__SET EXERCISE__.
Search the material for the string "this", then return every line where it is found.

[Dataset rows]
┄┄┄┄┄┄┄┄┄┄
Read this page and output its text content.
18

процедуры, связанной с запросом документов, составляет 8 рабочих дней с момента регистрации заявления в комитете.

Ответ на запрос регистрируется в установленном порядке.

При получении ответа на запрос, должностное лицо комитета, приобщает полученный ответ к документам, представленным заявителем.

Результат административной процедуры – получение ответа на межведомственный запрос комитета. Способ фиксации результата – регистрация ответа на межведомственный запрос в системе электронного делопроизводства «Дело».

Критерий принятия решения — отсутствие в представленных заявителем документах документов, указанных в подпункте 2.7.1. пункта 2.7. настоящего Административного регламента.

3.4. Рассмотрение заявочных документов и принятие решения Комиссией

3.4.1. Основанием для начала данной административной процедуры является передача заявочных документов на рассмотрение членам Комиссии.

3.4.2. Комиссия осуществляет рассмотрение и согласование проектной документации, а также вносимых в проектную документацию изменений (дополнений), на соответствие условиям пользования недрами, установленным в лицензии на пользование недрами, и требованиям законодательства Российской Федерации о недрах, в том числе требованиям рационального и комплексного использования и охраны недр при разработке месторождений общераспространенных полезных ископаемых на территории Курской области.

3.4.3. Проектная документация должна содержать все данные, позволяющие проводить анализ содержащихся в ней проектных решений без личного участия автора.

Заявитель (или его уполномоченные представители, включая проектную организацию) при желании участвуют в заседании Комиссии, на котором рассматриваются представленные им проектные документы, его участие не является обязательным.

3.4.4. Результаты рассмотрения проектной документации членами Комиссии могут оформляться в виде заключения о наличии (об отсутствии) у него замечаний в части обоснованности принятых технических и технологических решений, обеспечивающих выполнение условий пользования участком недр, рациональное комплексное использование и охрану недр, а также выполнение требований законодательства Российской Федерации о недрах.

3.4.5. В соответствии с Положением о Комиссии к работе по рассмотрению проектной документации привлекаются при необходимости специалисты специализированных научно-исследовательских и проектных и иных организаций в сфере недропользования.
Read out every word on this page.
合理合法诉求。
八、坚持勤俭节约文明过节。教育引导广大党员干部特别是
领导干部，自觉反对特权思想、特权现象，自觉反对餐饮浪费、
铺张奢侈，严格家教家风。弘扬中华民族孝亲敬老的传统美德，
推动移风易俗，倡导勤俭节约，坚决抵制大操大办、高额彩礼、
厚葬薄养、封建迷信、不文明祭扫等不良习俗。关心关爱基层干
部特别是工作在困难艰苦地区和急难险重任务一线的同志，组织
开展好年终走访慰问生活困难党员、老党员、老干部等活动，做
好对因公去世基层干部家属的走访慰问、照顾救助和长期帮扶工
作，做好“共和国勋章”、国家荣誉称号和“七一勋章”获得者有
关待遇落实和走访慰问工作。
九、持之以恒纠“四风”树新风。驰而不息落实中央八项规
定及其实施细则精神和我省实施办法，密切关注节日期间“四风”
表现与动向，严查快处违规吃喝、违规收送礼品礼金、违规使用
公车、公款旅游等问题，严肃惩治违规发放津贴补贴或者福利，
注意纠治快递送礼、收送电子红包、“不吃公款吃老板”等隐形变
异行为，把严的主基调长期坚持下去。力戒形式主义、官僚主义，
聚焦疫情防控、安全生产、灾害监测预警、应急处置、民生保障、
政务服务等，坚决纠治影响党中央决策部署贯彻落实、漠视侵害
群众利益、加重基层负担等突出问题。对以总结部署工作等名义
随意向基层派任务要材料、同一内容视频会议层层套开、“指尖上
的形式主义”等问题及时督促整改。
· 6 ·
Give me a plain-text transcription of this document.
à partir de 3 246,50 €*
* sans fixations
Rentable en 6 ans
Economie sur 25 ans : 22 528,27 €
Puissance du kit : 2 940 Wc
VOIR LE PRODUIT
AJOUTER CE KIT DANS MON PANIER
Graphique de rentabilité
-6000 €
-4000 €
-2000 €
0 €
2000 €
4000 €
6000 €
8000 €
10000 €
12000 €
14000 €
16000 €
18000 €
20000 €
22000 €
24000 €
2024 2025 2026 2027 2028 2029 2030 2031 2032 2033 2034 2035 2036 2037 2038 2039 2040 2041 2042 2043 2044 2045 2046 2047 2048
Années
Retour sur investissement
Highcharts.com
┄┄┄┄┄┄┄┄┄┄
__CORRECT OUTPUT__.
Read this page and output its text content.
Read out every word on this page.
Give me a plain-text transcription of this document.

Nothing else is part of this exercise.